* begin *

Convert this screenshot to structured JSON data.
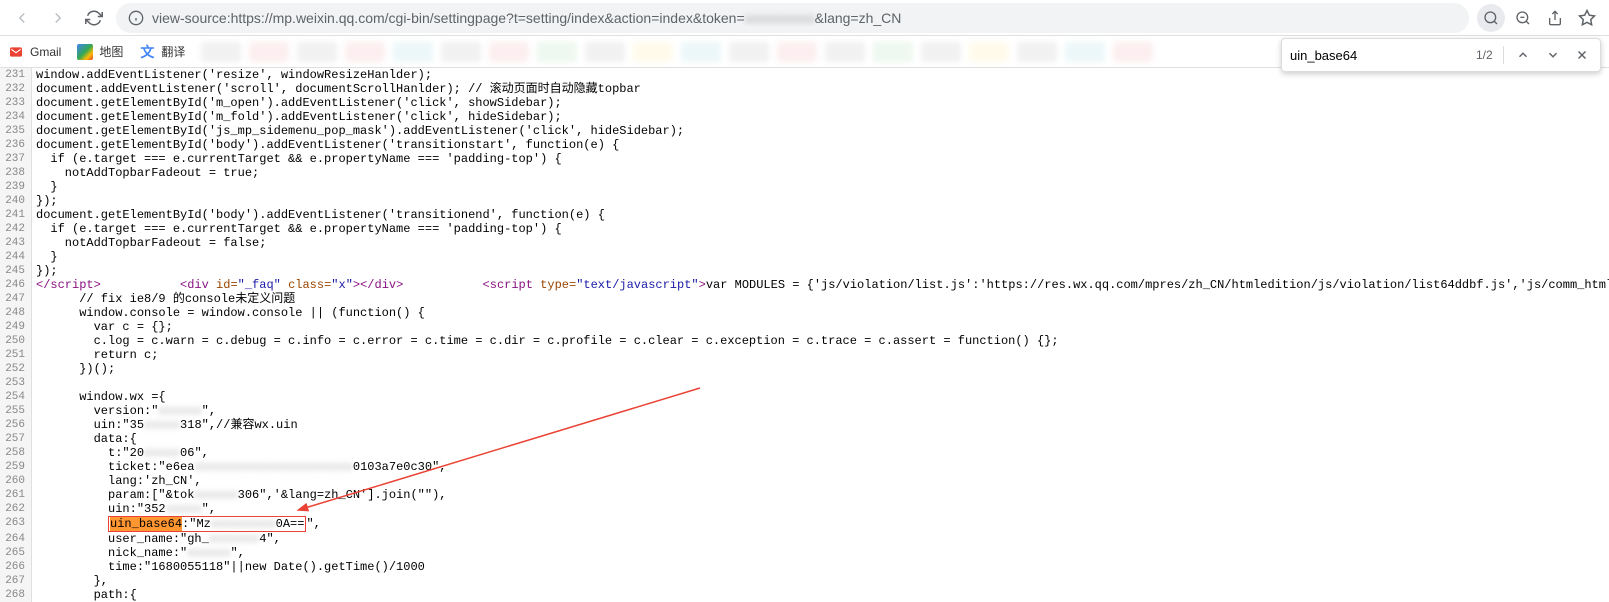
{
  "toolbar": {
    "url": "view-source:https://mp.weixin.qq.com/cgi-bin/settingpage?t=setting/index&action=index&token=",
    "url_suffix": "&lang=zh_CN"
  },
  "bookmarks": {
    "gmail": "Gmail",
    "map": "地图",
    "translate": "翻译"
  },
  "find": {
    "query": "uin_base64",
    "count": "1/2"
  },
  "lines": [
    {
      "n": 231,
      "raw": "window.addEventListener('resize', windowResizeHanlder);"
    },
    {
      "n": 232,
      "raw": "document.addEventListener('scroll', documentScrollHanlder); // 滚动页面时自动隐藏topbar"
    },
    {
      "n": 233,
      "raw": "document.getElementById('m_open').addEventListener('click', showSidebar);"
    },
    {
      "n": 234,
      "raw": "document.getElementById('m_fold').addEventListener('click', hideSidebar);"
    },
    {
      "n": 235,
      "raw": "document.getElementById('js_mp_sidemenu_pop_mask').addEventListener('click', hideSidebar);"
    },
    {
      "n": 236,
      "raw": "document.getElementById('body').addEventListener('transitionstart', function(e) {"
    },
    {
      "n": 237,
      "raw": "  if (e.target === e.currentTarget && e.propertyName === 'padding-top') {"
    },
    {
      "n": 238,
      "raw": "    notAddTopbarFadeout = true;"
    },
    {
      "n": 239,
      "raw": "  }"
    },
    {
      "n": 240,
      "raw": "});"
    },
    {
      "n": 241,
      "raw": "document.getElementById('body').addEventListener('transitionend', function(e) {"
    },
    {
      "n": 242,
      "raw": "  if (e.target === e.currentTarget && e.propertyName === 'padding-top') {"
    },
    {
      "n": 243,
      "raw": "    notAddTopbarFadeout = false;"
    },
    {
      "n": 244,
      "raw": "  }"
    },
    {
      "n": 245,
      "raw": "});"
    }
  ],
  "line246": {
    "close_script": "</script​>",
    "div_open": "<div",
    "id_attr": " id=",
    "id_val": "\"_faq\"",
    "class_attr": " class=",
    "class_val": "\"x\"",
    "div_close": "></div>",
    "script_open": "<script",
    "type_attr": " type=",
    "type_val": "\"text/javascript\"",
    "gt": ">",
    "modules": "var MODULES = {'js/violation/list.js':'https://res.wx.qq.com/mpres/zh_CN/htmledition/js/violation/list64ddbf.js','js/comm_htmledition/style/page/violation/list.less.js':'https://res."
  },
  "lines2": [
    {
      "n": 247,
      "raw": "      // fix ie8/9 的console未定义问题"
    },
    {
      "n": 248,
      "raw": "      window.console = window.console || (function() {"
    },
    {
      "n": 249,
      "raw": "        var c = {};"
    },
    {
      "n": 250,
      "raw": "        c.log = c.warn = c.debug = c.info = c.error = c.time = c.dir = c.profile = c.clear = c.exception = c.trace = c.assert = function() {};"
    },
    {
      "n": 251,
      "raw": "        return c;"
    },
    {
      "n": 252,
      "raw": "      })();"
    },
    {
      "n": 253,
      "raw": ""
    },
    {
      "n": 254,
      "raw": "      window.wx ={"
    },
    {
      "n": 255,
      "raw": "        version:\"",
      "redacted": "xxxxxx",
      "tail": "\","
    },
    {
      "n": 256,
      "raw": "        uin:\"35",
      "redacted": "xxxxx",
      "tail": "318\",//兼容wx.uin"
    },
    {
      "n": 257,
      "raw": "        data:{"
    },
    {
      "n": 258,
      "raw": "          t:\"20",
      "redacted": "xxxxx",
      "tail": "06\","
    },
    {
      "n": 259,
      "raw": "          ticket:\"e6ea",
      "redacted": "xxxxxxxxxxxxxxxxxxxxxx",
      "tail": "0103a7e0c30\","
    },
    {
      "n": 260,
      "raw": "          lang:'zh_CN',"
    },
    {
      "n": 261,
      "raw": "          param:[\"&tok",
      "redacted": "xxxxxx",
      "tail": "306\",'&lang=zh_CN'].join(\"\"),"
    },
    {
      "n": 262,
      "raw": "          uin:\"352",
      "redacted": "xxxxx",
      "tail": "\","
    }
  ],
  "line263": {
    "indent": "          ",
    "key": "uin_base64",
    "sep": ":\"",
    "val_prefix": "Mz",
    "val_redacted": "xxxxxxxxx",
    "val_suffix": "0A==",
    "tail": "\","
  },
  "lines3": [
    {
      "n": 264,
      "raw": "          user_name:\"gh_",
      "redacted": "xxxxxxx",
      "tail": "4\","
    },
    {
      "n": 265,
      "raw": "          nick_name:\"",
      "redacted": "xxxxxx",
      "tail": "\","
    },
    {
      "n": 266,
      "raw": "          time:\"1680055118\"||new Date().getTime()/1000"
    },
    {
      "n": 267,
      "raw": "        },"
    },
    {
      "n": 268,
      "raw": "        path:{"
    }
  ]
}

* end *

**Task directions:** Strip out the images, then output the records above word for word.

**Response below:**
Convert this screenshot to structured JSON data.
{
  "toolbar": {
    "url": "view-source:https://mp.weixin.qq.com/cgi-bin/settingpage?t=setting/index&action=index&token=",
    "url_suffix": "&lang=zh_CN"
  },
  "bookmarks": {
    "gmail": "Gmail",
    "map": "地图",
    "translate": "翻译"
  },
  "find": {
    "query": "uin_base64",
    "count": "1/2"
  },
  "lines": [
    {
      "n": 231,
      "raw": "window.addEventListener('resize', windowResizeHanlder);"
    },
    {
      "n": 232,
      "raw": "document.addEventListener('scroll', documentScrollHanlder); // 滚动页面时自动隐藏topbar"
    },
    {
      "n": 233,
      "raw": "document.getElementById('m_open').addEventListener('click', showSidebar);"
    },
    {
      "n": 234,
      "raw": "document.getElementById('m_fold').addEventListener('click', hideSidebar);"
    },
    {
      "n": 235,
      "raw": "document.getElementById('js_mp_sidemenu_pop_mask').addEventListener('click', hideSidebar);"
    },
    {
      "n": 236,
      "raw": "document.getElementById('body').addEventListener('transitionstart', function(e) {"
    },
    {
      "n": 237,
      "raw": "  if (e.target === e.currentTarget && e.propertyName === 'padding-top') {"
    },
    {
      "n": 238,
      "raw": "    notAddTopbarFadeout = true;"
    },
    {
      "n": 239,
      "raw": "  }"
    },
    {
      "n": 240,
      "raw": "});"
    },
    {
      "n": 241,
      "raw": "document.getElementById('body').addEventListener('transitionend', function(e) {"
    },
    {
      "n": 242,
      "raw": "  if (e.target === e.currentTarget && e.propertyName === 'padding-top') {"
    },
    {
      "n": 243,
      "raw": "    notAddTopbarFadeout = false;"
    },
    {
      "n": 244,
      "raw": "  }"
    },
    {
      "n": 245,
      "raw": "});"
    }
  ],
  "line246": {
    "close_script": "</script​>",
    "div_open": "<div",
    "id_attr": " id=",
    "id_val": "\"_faq\"",
    "class_attr": " class=",
    "class_val": "\"x\"",
    "div_close": "></div>",
    "script_open": "<script",
    "type_attr": " type=",
    "type_val": "\"text/javascript\"",
    "gt": ">",
    "modules": "var MODULES = {'js/violation/list.js':'https://res.wx.qq.com/mpres/zh_CN/htmledition/js/violation/list64ddbf.js','js/comm_htmledition/style/page/violation/list.less.js':'https://res."
  },
  "lines2": [
    {
      "n": 247,
      "raw": "      // fix ie8/9 的console未定义问题"
    },
    {
      "n": 248,
      "raw": "      window.console = window.console || (function() {"
    },
    {
      "n": 249,
      "raw": "        var c = {};"
    },
    {
      "n": 250,
      "raw": "        c.log = c.warn = c.debug = c.info = c.error = c.time = c.dir = c.profile = c.clear = c.exception = c.trace = c.assert = function() {};"
    },
    {
      "n": 251,
      "raw": "        return c;"
    },
    {
      "n": 252,
      "raw": "      })();"
    },
    {
      "n": 253,
      "raw": ""
    },
    {
      "n": 254,
      "raw": "      window.wx ={"
    },
    {
      "n": 255,
      "raw": "        version:\"",
      "redacted": "xxxxxx",
      "tail": "\","
    },
    {
      "n": 256,
      "raw": "        uin:\"35",
      "redacted": "xxxxx",
      "tail": "318\",//兼容wx.uin"
    },
    {
      "n": 257,
      "raw": "        data:{"
    },
    {
      "n": 258,
      "raw": "          t:\"20",
      "redacted": "xxxxx",
      "tail": "06\","
    },
    {
      "n": 259,
      "raw": "          ticket:\"e6ea",
      "redacted": "xxxxxxxxxxxxxxxxxxxxxx",
      "tail": "0103a7e0c30\","
    },
    {
      "n": 260,
      "raw": "          lang:'zh_CN',"
    },
    {
      "n": 261,
      "raw": "          param:[\"&tok",
      "redacted": "xxxxxx",
      "tail": "306\",'&lang=zh_CN'].join(\"\"),"
    },
    {
      "n": 262,
      "raw": "          uin:\"352",
      "redacted": "xxxxx",
      "tail": "\","
    }
  ],
  "line263": {
    "indent": "          ",
    "key": "uin_base64",
    "sep": ":\"",
    "val_prefix": "Mz",
    "val_redacted": "xxxxxxxxx",
    "val_suffix": "0A==",
    "tail": "\","
  },
  "lines3": [
    {
      "n": 264,
      "raw": "          user_name:\"gh_",
      "redacted": "xxxxxxx",
      "tail": "4\","
    },
    {
      "n": 265,
      "raw": "          nick_name:\"",
      "redacted": "xxxxxx",
      "tail": "\","
    },
    {
      "n": 266,
      "raw": "          time:\"1680055118\"||new Date().getTime()/1000"
    },
    {
      "n": 267,
      "raw": "        },"
    },
    {
      "n": 268,
      "raw": "        path:{"
    }
  ]
}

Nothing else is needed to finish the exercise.